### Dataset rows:
☆ ☆ ☆ ☆ ☆ ☆ ☆

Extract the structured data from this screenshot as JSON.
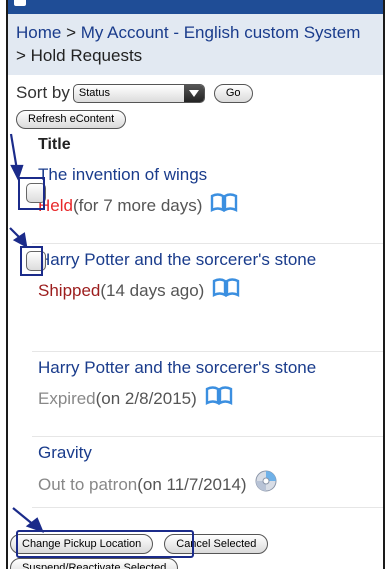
{
  "breadcrumb": {
    "home": "Home",
    "separator1": " > ",
    "my_account": "My Account - English custom System",
    "separator2": " > ",
    "current": "Hold Requests"
  },
  "sort": {
    "label": "Sort by",
    "selected": "Status",
    "go_label": "Go"
  },
  "refresh_label": "Refresh eContent",
  "table": {
    "title_header": "Title"
  },
  "holds": [
    {
      "title": "The invention of wings",
      "status": "Held",
      "detail": " (for 7 more days)",
      "icon": "book-icon"
    },
    {
      "title": "Harry Potter and the sorcerer's stone",
      "status": "Shipped",
      "detail": " (14 days ago)",
      "icon": "book-icon"
    },
    {
      "title": "Harry Potter and the sorcerer's stone",
      "status": "Expired",
      "detail": " (on 2/8/2015)",
      "icon": "book-icon"
    },
    {
      "title": "Gravity",
      "status": "Out to patron",
      "detail": " (on 11/7/2014)",
      "icon": "disc-icon"
    }
  ],
  "actions": {
    "change_pickup": "Change Pickup Location",
    "cancel_selected": "Cancel Selected",
    "suspend_reactivate": "Suspend/Reactivate Selected"
  },
  "colors": {
    "header_bar": "#1f4d96",
    "link": "#1a3c8c",
    "held": "#e8282a",
    "shipped": "#9c1d1d",
    "annotation": "#1b2b8a"
  }
}
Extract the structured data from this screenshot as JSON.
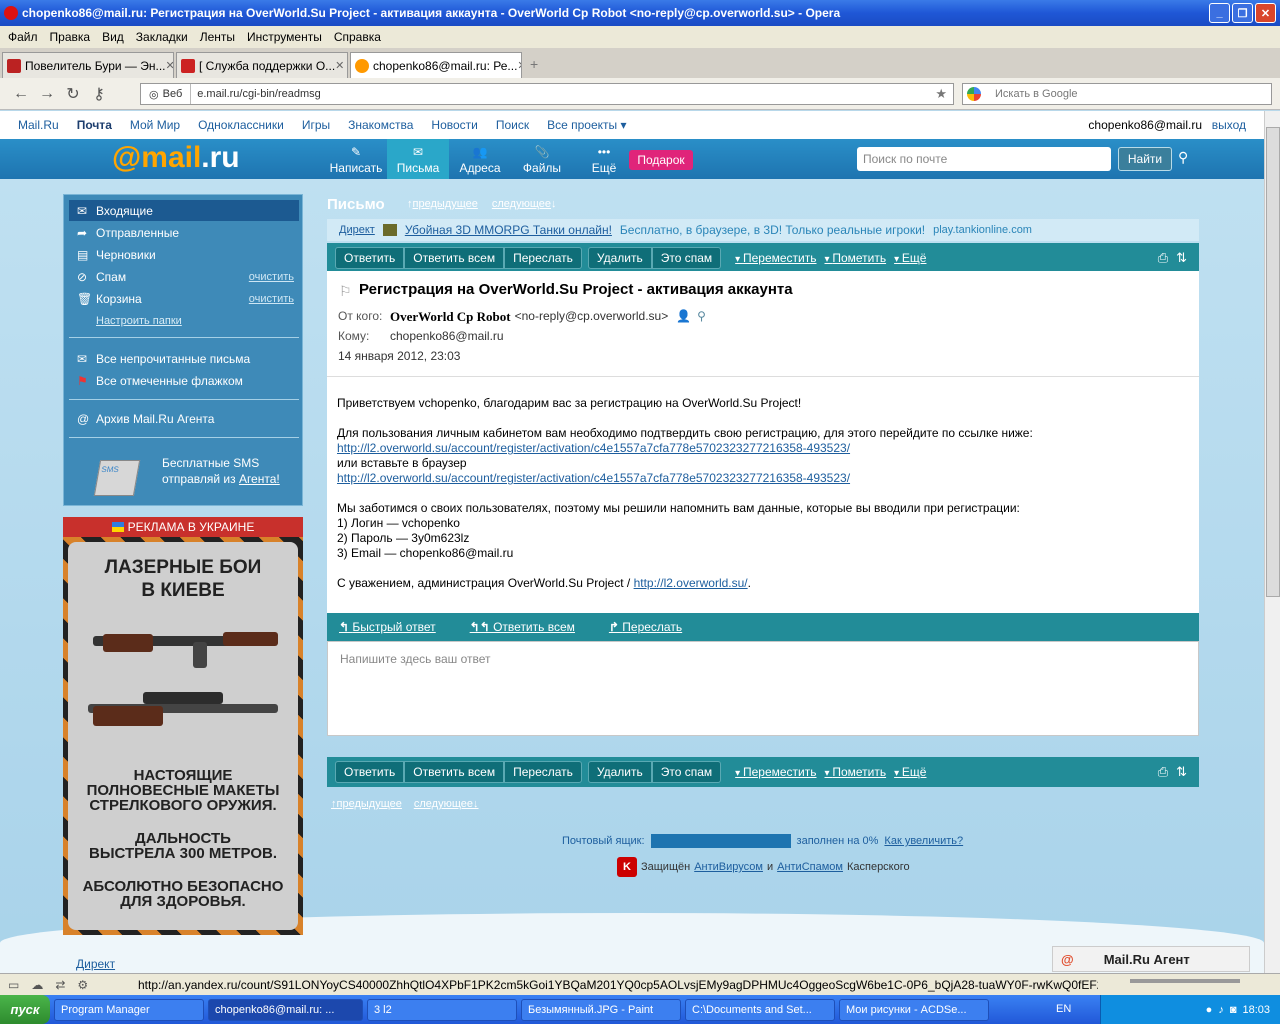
{
  "window": {
    "title": "chopenko86@mail.ru: Регистрация на OverWorld.Su Project - активация аккаунта - OverWorld Cp Robot <no-reply@cp.overworld.su> - Opera"
  },
  "menu": [
    "Файл",
    "Правка",
    "Вид",
    "Закладки",
    "Ленты",
    "Инструменты",
    "Справка"
  ],
  "tabs": [
    {
      "label": "Повелитель Бури — Эн..."
    },
    {
      "label": "[ Служба поддержки О..."
    },
    {
      "label": "chopenko86@mail.ru: Ре..."
    }
  ],
  "address": {
    "web": "Веб",
    "url": "e.mail.ru/cgi-bin/readmsg",
    "search_placeholder": "Искать в Google"
  },
  "portal": {
    "links": [
      "Mail.Ru",
      "Почта",
      "Мой Мир",
      "Одноклассники",
      "Игры",
      "Знакомства",
      "Новости",
      "Поиск",
      "Все проекты ▾"
    ],
    "account": "chopenko86@mail.ru",
    "logout": "выход"
  },
  "header": {
    "logo_at": "@",
    "logo_mail": "mail",
    "logo_ru": ".ru",
    "nav": [
      {
        "label": "Написать",
        "icon": "pencil-icon"
      },
      {
        "label": "Письма",
        "icon": "envelope-icon"
      },
      {
        "label": "Адреса",
        "icon": "contacts-icon"
      },
      {
        "label": "Файлы",
        "icon": "paperclip-icon"
      },
      {
        "label": "Ещё",
        "icon": "more-icon"
      }
    ],
    "gift": "Подарок",
    "search_placeholder": "Поиск по почте",
    "find": "Найти"
  },
  "sidebar": {
    "folders": [
      {
        "label": "Входящие"
      },
      {
        "label": "Отправленные"
      },
      {
        "label": "Черновики"
      },
      {
        "label": "Спам",
        "clear": "очистить"
      },
      {
        "label": "Корзина",
        "clear": "очистить"
      }
    ],
    "setup": "Настроить папки",
    "unread": "Все непрочитанные письма",
    "flagged": "Все отмеченные флажком",
    "archive": "Архив Mail.Ru Агента",
    "sms_line1": "Бесплатные SMS",
    "sms_line2": "отправляй из ",
    "sms_link": "Агента!",
    "sms_badge": "SMS"
  },
  "ad": {
    "header": "РЕКЛАМА В УКРАИНЕ",
    "title1": "ЛАЗЕРНЫЕ БОИ",
    "title2": "В КИЕВЕ",
    "l1": "НАСТОЯЩИЕ",
    "l2": "ПОЛНОВЕСНЫЕ МАКЕТЫ",
    "l3": "СТРЕЛКОВОГО ОРУЖИЯ.",
    "l4": "ДАЛЬНОСТЬ",
    "l5": "ВЫСТРЕЛА 300 МЕТРОВ.",
    "l6": "АБСОЛЮТНО БЕЗОПАСНО",
    "l7": "ДЛЯ ЗДОРОВЬЯ.",
    "direct": "Директ"
  },
  "letter": {
    "section": "Письмо",
    "prev": "предыдущее",
    "next": "следующее",
    "promo_direct": "Директ",
    "promo_link": "Убойная 3D MMORPG Танки онлайн!",
    "promo_text": "Бесплатно, в браузере, в 3D! Только реальные игроки!",
    "promo_url": "play.tankionline.com",
    "actions": [
      "Ответить",
      "Ответить всем",
      "Переслать",
      "Удалить",
      "Это спам"
    ],
    "selects": [
      "Переместить",
      "Пометить",
      "Ещё"
    ],
    "subject": "Регистрация на OverWorld.Su Project - активация аккаунта",
    "from_label": "От кого:",
    "from_name": "OverWorld Cp Robot",
    "from_email": "<no-reply@cp.overworld.su>",
    "to_label": "Кому:",
    "to": "chopenko86@mail.ru",
    "date": "14 января 2012, 23:03",
    "body": {
      "greeting": "Приветствуем vchopenko, благодарим вас за регистрацию на OverWorld.Su Project!",
      "p2": "Для пользования личным кабинетом вам необходимо подтвердить свою регистрацию, для этого перейдите по ссылке ниже:",
      "link": "http://l2.overworld.su/account/register/activation/c4e1557a7cfa778e5702323277216358-493523/",
      "or": "или вставьте в браузер",
      "p3": "Мы заботимся о своих пользователях, поэтому мы решили напомнить вам данные, которые вы вводили при регистрации:",
      "login": "1) Логин — vchopenko",
      "password": "2) Пароль — 3y0m623lz",
      "email": "3) Email — chopenko86@mail.ru",
      "sign": "С уважением, администрация OverWorld.Su Project / ",
      "sign_link": "http://l2.overworld.su/",
      "sign_end": "."
    },
    "quick": [
      "Быстрый ответ",
      "Ответить всем",
      "Переслать"
    ],
    "reply_placeholder": "Напишите здесь ваш ответ",
    "quota_label": "Почтовый ящик:",
    "quota_fill": 0,
    "quota_text": "заполнен на 0%",
    "quota_link": "Как увеличить?",
    "kas_pre": "Защищён",
    "kas_av": "АнтиВирусом",
    "kas_and": "и",
    "kas_as": "АнтиСпамом",
    "kas_post": "Касперского",
    "kas_logo": "K"
  },
  "agent": {
    "at": "@",
    "label": "Mail.Ru Агент"
  },
  "status": {
    "url": "http://an.yandex.ru/count/S91LONYoyCS40000ZhhQtlO4XPbF1PK2cm5kGoi1YBQaM201YQ0cp5AOLvsjEMy9agDPHMUc4OggeoScgW6be1C-0P6_bQjA28-tuaWY0F-rwKwQ0fEF29apGeoGuWIWaE8..."
  },
  "taskbar": {
    "start": "пуск",
    "tasks": [
      "Program Manager",
      "chopenko86@mail.ru: ...",
      "3 l2",
      "Безымянный.JPG - Paint",
      "C:\\Documents and Set...",
      "Мои рисунки - ACDSe..."
    ],
    "lang": "EN",
    "time": "18:03"
  }
}
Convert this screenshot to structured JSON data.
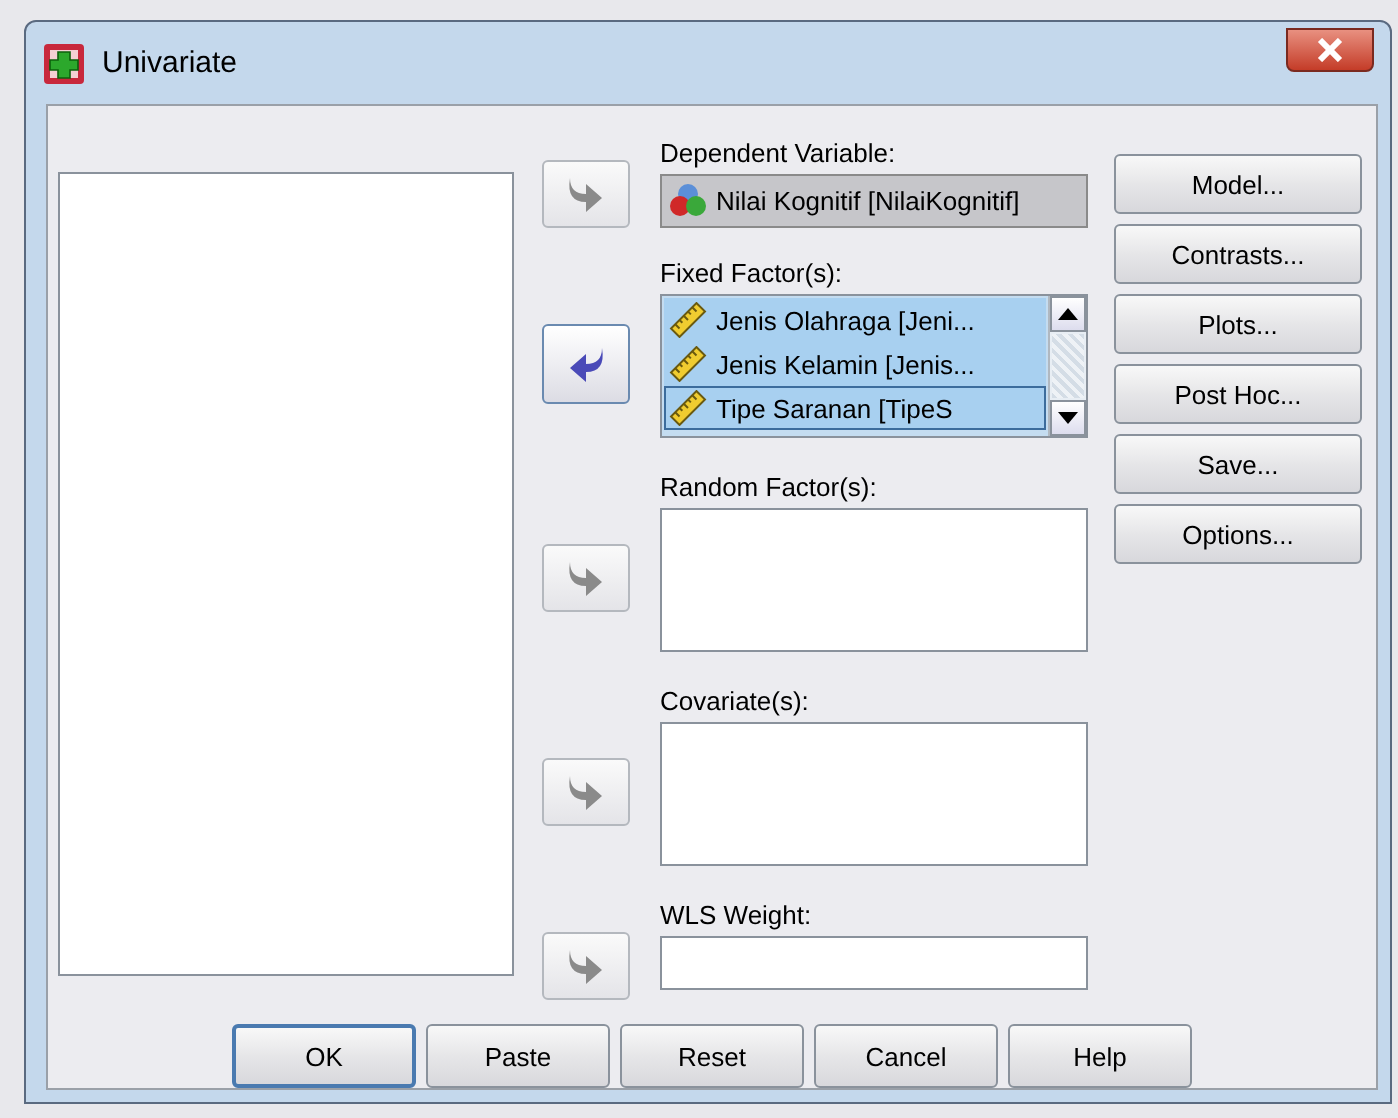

☆ ☆ ☆ ☆ ☆ ☆ ☆

Output all the records, word for word, with no pictures in the copy.

Extract the structured data from this screenshot as JSON.
{
  "breadcrumb": {
    "home": "Home",
    "separator1": " > ",
    "my_account": "My Account - English custom System",
    "separator2": " > ",
    "current": "Hold Requests"
  },
  "sort": {
    "label": "Sort by",
    "selected": "Status",
    "go_label": "Go"
  },
  "refresh_label": "Refresh eContent",
  "table": {
    "title_header": "Title"
  },
  "holds": [
    {
      "title": "The invention of wings",
      "status": "Held",
      "detail": " (for 7 more days)",
      "icon": "book-icon"
    },
    {
      "title": "Harry Potter and the sorcerer's stone",
      "status": "Shipped",
      "detail": " (14 days ago)",
      "icon": "book-icon"
    },
    {
      "title": "Harry Potter and the sorcerer's stone",
      "status": "Expired",
      "detail": " (on 2/8/2015)",
      "icon": "book-icon"
    },
    {
      "title": "Gravity",
      "status": "Out to patron",
      "detail": " (on 11/7/2014)",
      "icon": "disc-icon"
    }
  ],
  "actions": {
    "change_pickup": "Change Pickup Location",
    "cancel_selected": "Cancel Selected",
    "suspend_reactivate": "Suspend/Reactivate Selected"
  },
  "colors": {
    "header_bar": "#1f4d96",
    "link": "#1a3c8c",
    "held": "#e8282a",
    "shipped": "#9c1d1d",
    "annotation": "#1b2b8a"
  }
}
Extract the structured data from this screenshot as JSON.
{
  "window": {
    "title": "chopenko86@mail.ru: Регистрация на OverWorld.Su Project - активация аккаунта - OverWorld Cp Robot <no-reply@cp.overworld.su> - Opera"
  },
  "menu": [
    "Файл",
    "Правка",
    "Вид",
    "Закладки",
    "Ленты",
    "Инструменты",
    "Справка"
  ],
  "tabs": [
    {
      "label": "Повелитель Бури — Эн..."
    },
    {
      "label": "[ Служба поддержки О..."
    },
    {
      "label": "chopenko86@mail.ru: Ре..."
    }
  ],
  "address": {
    "web": "Веб",
    "url": "e.mail.ru/cgi-bin/readmsg",
    "search_placeholder": "Искать в Google"
  },
  "portal": {
    "links": [
      "Mail.Ru",
      "Почта",
      "Мой Мир",
      "Одноклассники",
      "Игры",
      "Знакомства",
      "Новости",
      "Поиск",
      "Все проекты ▾"
    ],
    "account": "chopenko86@mail.ru",
    "logout": "выход"
  },
  "header": {
    "logo_at": "@",
    "logo_mail": "mail",
    "logo_ru": ".ru",
    "nav": [
      {
        "label": "Написать",
        "icon": "pencil-icon"
      },
      {
        "label": "Письма",
        "icon": "envelope-icon"
      },
      {
        "label": "Адреса",
        "icon": "contacts-icon"
      },
      {
        "label": "Файлы",
        "icon": "paperclip-icon"
      },
      {
        "label": "Ещё",
        "icon": "more-icon"
      }
    ],
    "gift": "Подарок",
    "search_placeholder": "Поиск по почте",
    "find": "Найти"
  },
  "sidebar": {
    "folders": [
      {
        "label": "Входящие"
      },
      {
        "label": "Отправленные"
      },
      {
        "label": "Черновики"
      },
      {
        "label": "Спам",
        "clear": "очистить"
      },
      {
        "label": "Корзина",
        "clear": "очистить"
      }
    ],
    "setup": "Настроить папки",
    "unread": "Все непрочитанные письма",
    "flagged": "Все отмеченные флажком",
    "archive": "Архив Mail.Ru Агента",
    "sms_line1": "Бесплатные SMS",
    "sms_line2": "отправляй из ",
    "sms_link": "Агента!",
    "sms_badge": "SMS"
  },
  "ad": {
    "header": "РЕКЛАМА В УКРАИНЕ",
    "title1": "ЛАЗЕРНЫЕ БОИ",
    "title2": "В КИЕВЕ",
    "l1": "НАСТОЯЩИЕ",
    "l2": "ПОЛНОВЕСНЫЕ МАКЕТЫ",
    "l3": "СТРЕЛКОВОГО ОРУЖИЯ.",
    "l4": "ДАЛЬНОСТЬ",
    "l5": "ВЫСТРЕЛА 300 МЕТРОВ.",
    "l6": "АБСОЛЮТНО БЕЗОПАСНО",
    "l7": "ДЛЯ ЗДОРОВЬЯ.",
    "direct": "Директ"
  },
  "letter": {
    "section": "Письмо",
    "prev": "предыдущее",
    "next": "следующее",
    "promo_direct": "Директ",
    "promo_link": "Убойная 3D MMORPG Танки онлайн!",
    "promo_text": "Бесплатно, в браузере, в 3D! Только реальные игроки!",
    "promo_url": "play.tankionline.com",
    "actions": [
      "Ответить",
      "Ответить всем",
      "Переслать",
      "Удалить",
      "Это спам"
    ],
    "selects": [
      "Переместить",
      "Пометить",
      "Ещё"
    ],
    "subject": "Регистрация на OverWorld.Su Project - активация аккаунта",
    "from_label": "От кого:",
    "from_name": "OverWorld Cp Robot",
    "from_email": "<no-reply@cp.overworld.su>",
    "to_label": "Кому:",
    "to": "chopenko86@mail.ru",
    "date": "14 января 2012, 23:03",
    "body": {
      "greeting": "Приветствуем vchopenko, благодарим вас за регистрацию на OverWorld.Su Project!",
      "p2": "Для пользования личным кабинетом вам необходимо подтвердить свою регистрацию, для этого перейдите по ссылке ниже:",
      "link": "http://l2.overworld.su/account/register/activation/c4e1557a7cfa778e5702323277216358-493523/",
      "or": "или вставьте в браузер",
      "p3": "Мы заботимся о своих пользователях, поэтому мы решили напомнить вам данные, которые вы вводили при регистрации:",
      "login": "1) Логин — vchopenko",
      "password": "2) Пароль — 3y0m623lz",
      "email": "3) Email — chopenko86@mail.ru",
      "sign": "С уважением, администрация OverWorld.Su Project / ",
      "sign_link": "http://l2.overworld.su/",
      "sign_end": "."
    },
    "quick": [
      "Быстрый ответ",
      "Ответить всем",
      "Переслать"
    ],
    "reply_placeholder": "Напишите здесь ваш ответ",
    "quota_label": "Почтовый ящик:",
    "quota_fill": 0,
    "quota_text": "заполнен на 0%",
    "quota_link": "Как увеличить?",
    "kas_pre": "Защищён",
    "kas_av": "АнтиВирусом",
    "kas_and": "и",
    "kas_as": "АнтиСпамом",
    "kas_post": "Касперского",
    "kas_logo": "K"
  },
  "agent": {
    "at": "@",
    "label": "Mail.Ru Агент"
  },
  "status": {
    "url": "http://an.yandex.ru/count/S91LONYoyCS40000ZhhQtlO4XPbF1PK2cm5kGoi1YBQaM201YQ0cp5AOLvsjEMy9agDPHMUc4OggeoScgW6be1C-0P6_bQjA28-tuaWY0F-rwKwQ0fEF29apGeoGuWIWaE8..."
  },
  "taskbar": {
    "start": "пуск",
    "tasks": [
      "Program Manager",
      "chopenko86@mail.ru: ...",
      "3 l2",
      "Безымянный.JPG - Paint",
      "C:\\Documents and Set...",
      "Мои рисунки - ACDSe..."
    ],
    "lang": "EN",
    "time": "18:03"
  }
}
Convert this screenshot to structured JSON data.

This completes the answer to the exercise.